(Region annotation records)
Begin

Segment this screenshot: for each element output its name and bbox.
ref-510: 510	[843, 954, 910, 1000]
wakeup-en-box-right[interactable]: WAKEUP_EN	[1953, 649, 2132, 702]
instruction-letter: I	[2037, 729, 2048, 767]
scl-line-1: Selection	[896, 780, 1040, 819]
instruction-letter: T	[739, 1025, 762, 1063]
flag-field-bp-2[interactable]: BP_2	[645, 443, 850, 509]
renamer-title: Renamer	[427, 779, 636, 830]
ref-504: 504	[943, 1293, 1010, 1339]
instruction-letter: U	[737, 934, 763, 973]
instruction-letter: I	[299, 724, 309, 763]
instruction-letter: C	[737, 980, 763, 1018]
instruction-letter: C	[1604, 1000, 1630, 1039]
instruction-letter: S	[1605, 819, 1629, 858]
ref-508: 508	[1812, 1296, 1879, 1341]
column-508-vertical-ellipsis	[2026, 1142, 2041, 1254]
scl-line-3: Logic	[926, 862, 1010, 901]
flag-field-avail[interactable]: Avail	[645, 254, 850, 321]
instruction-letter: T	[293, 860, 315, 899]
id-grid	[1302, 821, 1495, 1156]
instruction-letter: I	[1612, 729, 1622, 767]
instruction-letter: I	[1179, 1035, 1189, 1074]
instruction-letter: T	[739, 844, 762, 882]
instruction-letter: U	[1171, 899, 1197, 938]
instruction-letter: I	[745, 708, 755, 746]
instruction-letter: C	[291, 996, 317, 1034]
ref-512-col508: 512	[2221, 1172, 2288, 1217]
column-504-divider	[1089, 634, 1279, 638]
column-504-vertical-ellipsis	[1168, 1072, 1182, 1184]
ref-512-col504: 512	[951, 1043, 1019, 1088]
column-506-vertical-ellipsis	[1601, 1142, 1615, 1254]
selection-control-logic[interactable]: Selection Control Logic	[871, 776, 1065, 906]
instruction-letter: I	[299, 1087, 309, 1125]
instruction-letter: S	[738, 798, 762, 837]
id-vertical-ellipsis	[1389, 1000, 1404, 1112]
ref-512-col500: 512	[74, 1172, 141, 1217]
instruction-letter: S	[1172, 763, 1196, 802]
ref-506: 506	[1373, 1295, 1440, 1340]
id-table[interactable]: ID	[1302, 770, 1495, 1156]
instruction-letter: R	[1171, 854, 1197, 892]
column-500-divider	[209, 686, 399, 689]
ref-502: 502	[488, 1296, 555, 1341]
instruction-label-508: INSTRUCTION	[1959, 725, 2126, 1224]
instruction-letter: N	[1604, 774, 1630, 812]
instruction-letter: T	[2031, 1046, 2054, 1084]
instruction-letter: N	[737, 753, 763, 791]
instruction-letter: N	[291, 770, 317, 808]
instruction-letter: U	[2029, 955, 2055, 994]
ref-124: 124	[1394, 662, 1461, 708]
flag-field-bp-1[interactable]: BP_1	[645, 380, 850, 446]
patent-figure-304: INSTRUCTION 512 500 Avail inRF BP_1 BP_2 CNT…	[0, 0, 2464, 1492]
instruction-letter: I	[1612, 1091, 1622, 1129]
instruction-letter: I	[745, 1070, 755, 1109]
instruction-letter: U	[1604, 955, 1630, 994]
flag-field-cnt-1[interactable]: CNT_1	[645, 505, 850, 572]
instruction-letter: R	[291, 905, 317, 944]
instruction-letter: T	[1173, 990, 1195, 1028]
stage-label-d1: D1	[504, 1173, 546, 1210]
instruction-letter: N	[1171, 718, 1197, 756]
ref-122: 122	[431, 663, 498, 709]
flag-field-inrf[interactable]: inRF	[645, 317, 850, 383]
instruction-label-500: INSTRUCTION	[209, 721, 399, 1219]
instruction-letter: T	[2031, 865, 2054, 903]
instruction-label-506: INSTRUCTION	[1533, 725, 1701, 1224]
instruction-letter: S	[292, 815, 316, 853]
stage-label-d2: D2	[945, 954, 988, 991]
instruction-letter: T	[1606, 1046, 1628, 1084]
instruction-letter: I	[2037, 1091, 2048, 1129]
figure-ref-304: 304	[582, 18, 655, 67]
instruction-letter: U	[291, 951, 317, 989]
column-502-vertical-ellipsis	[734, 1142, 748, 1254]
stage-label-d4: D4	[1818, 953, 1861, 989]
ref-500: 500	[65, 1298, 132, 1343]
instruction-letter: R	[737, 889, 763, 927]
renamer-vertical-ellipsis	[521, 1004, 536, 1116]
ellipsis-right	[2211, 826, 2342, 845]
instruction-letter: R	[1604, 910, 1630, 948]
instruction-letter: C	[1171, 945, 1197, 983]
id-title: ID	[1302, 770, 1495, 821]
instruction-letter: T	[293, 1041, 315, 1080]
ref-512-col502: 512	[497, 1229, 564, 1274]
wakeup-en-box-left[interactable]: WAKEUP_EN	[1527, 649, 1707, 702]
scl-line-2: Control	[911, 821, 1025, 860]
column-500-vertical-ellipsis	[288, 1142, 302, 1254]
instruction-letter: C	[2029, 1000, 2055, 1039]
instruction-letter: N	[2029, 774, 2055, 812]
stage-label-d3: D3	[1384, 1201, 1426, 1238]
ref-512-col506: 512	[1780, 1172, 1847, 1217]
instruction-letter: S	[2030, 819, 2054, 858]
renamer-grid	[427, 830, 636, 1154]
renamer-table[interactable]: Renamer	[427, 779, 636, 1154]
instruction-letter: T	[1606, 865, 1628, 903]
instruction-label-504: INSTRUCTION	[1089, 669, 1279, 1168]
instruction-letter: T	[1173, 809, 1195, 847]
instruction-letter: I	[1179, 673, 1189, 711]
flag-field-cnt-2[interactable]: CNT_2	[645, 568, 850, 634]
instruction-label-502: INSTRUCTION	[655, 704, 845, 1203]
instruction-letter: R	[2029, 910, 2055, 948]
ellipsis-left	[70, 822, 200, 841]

End

* [GIVEN PROBLEM]:
Rewrite the lines from the start of the rows through the line containing "selection-control-logic[interactable]: Selection Control", inclusive, as a JSON list of strings with one string per line. Leave out any blank lines.

* [SOLUTION TO THE PROBLEM]:
[
  "Segment this screenshot: for each element output its name and bbox.",
  "ref-510: 510\t[843, 954, 910, 1000]",
  "wakeup-en-box-right[interactable]: WAKEUP_EN\t[1953, 649, 2132, 702]",
  "instruction-letter: I\t[2037, 729, 2048, 767]",
  "scl-line-1: Selection\t[896, 780, 1040, 819]",
  "instruction-letter: T\t[739, 1025, 762, 1063]",
  "flag-field-bp-2[interactable]: BP_2\t[645, 443, 850, 509]",
  "renamer-title: Renamer\t[427, 779, 636, 830]",
  "ref-504: 504\t[943, 1293, 1010, 1339]",
  "instruction-letter: U\t[737, 934, 763, 973]",
  "instruction-letter: I\t[299, 724, 309, 763]",
  "instruction-letter: C\t[737, 980, 763, 1018]",
  "instruction-letter: C\t[1604, 1000, 1630, 1039]",
  "instruction-letter: S\t[1605, 819, 1629, 858]",
  "ref-508: 508\t[1812, 1296, 1879, 1341]",
  "column-508-vertical-ellipsis\t[2026, 1142, 2041, 1254]",
  "scl-line-3: Logic\t[926, 862, 1010, 901]",
  "flag-field-avail[interactable]: Avail\t[645, 254, 850, 321]",
  "instruction-letter: T\t[293, 860, 315, 899]",
  "id-grid\t[1302, 821, 1495, 1156]",
  "instruction-letter: I\t[1612, 729, 1622, 767]",
  "instruction-letter: I\t[1179, 1035, 1189, 1074]",
  "instruction-letter: T\t[739, 844, 762, 882]",
  "instruction-letter: U\t[1171, 899, 1197, 938]",
  "instruction-letter: I\t[745, 708, 755, 746]",
  "instruction-letter: C\t[291, 996, 317, 1034]",
  "ref-512-col508: 512\t[2221, 1172, 2288, 1217]",
  "column-504-divider\t[1089, 634, 1279, 638]",
  "column-504-vertical-ellipsis\t[1168, 1072, 1182, 1184]",
  "ref-512-col504: 512\t[951, 1043, 1019, 1088]",
  "column-506-vertical-ellipsis\t[1601, 1142, 1615, 1254]",
  "selection-control-logic[interactable]: Selection Control Logic\t[871, 776, 1065, 906]"
]